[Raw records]
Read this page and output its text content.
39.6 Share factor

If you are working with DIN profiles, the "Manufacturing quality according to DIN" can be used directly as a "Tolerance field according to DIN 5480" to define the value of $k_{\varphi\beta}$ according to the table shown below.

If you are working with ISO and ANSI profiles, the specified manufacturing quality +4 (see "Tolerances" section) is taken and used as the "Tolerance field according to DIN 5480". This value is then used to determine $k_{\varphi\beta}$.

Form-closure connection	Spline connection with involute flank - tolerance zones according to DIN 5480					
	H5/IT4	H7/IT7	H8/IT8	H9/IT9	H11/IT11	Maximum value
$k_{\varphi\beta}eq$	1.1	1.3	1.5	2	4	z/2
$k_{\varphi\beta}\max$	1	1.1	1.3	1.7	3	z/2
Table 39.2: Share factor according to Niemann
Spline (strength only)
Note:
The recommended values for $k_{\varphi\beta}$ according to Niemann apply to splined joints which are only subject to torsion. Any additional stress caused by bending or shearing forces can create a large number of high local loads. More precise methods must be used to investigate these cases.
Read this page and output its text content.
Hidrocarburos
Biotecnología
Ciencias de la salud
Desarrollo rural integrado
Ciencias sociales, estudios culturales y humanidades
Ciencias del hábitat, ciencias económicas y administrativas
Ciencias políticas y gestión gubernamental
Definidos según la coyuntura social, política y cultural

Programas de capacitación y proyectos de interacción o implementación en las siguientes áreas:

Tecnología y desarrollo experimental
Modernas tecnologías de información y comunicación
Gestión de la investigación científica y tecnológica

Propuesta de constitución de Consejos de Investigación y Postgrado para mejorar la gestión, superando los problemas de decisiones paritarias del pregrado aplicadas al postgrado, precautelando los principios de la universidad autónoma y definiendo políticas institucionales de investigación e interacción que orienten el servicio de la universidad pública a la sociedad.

_Your task_: Copy out all of the records shown above exactly.

_Solution below_:
Read this page and output its text content.
39.6 Share factor

If you are working with DIN profiles, the "Manufacturing quality according to DIN" can be used directly as a "Tolerance field according to DIN 5480" to define the value of $k_{\varphi\beta}$ according to the table shown below.

If you are working with ISO and ANSI profiles, the specified manufacturing quality +4 (see "Tolerances" section) is taken and used as the "Tolerance field according to DIN 5480". This value is then used to determine $k_{\varphi\beta}$.

Form-closure connection	Spline connection with involute flank - tolerance zones according to DIN 5480					
	H5/IT4	H7/IT7	H8/IT8	H9/IT9	H11/IT11	Maximum value
$k_{\varphi\beta}eq$	1.1	1.3	1.5	2	4	z/2
$k_{\varphi\beta}\max$	1	1.1	1.3	1.7	3	z/2
Table 39.2: Share factor according to Niemann
Spline (strength only)
Note:
The recommended values for $k_{\varphi\beta}$ according to Niemann apply to splined joints which are only subject to torsion. Any additional stress caused by bending or shearing forces can create a large number of high local loads. More precise methods must be used to investigate these cases.
Read this page and output its text content.
Hidrocarburos
Biotecnología
Ciencias de la salud
Desarrollo rural integrado
Ciencias sociales, estudios culturales y humanidades
Ciencias del hábitat, ciencias económicas y administrativas
Ciencias políticas y gestión gubernamental
Definidos según la coyuntura social, política y cultural

Programas de capacitación y proyectos de interacción o implementación en las siguientes áreas:

Tecnología y desarrollo experimental
Modernas tecnologías de información y comunicación
Gestión de la investigación científica y tecnológica

Propuesta de constitución de Consejos de Investigación y Postgrado para mejorar la gestión, superando los problemas de decisiones paritarias del pregrado aplicadas al postgrado, precautelando los principios de la universidad autónoma y definiendo políticas institucionales de investigación e interacción que orienten el servicio de la universidad pública a la sociedad.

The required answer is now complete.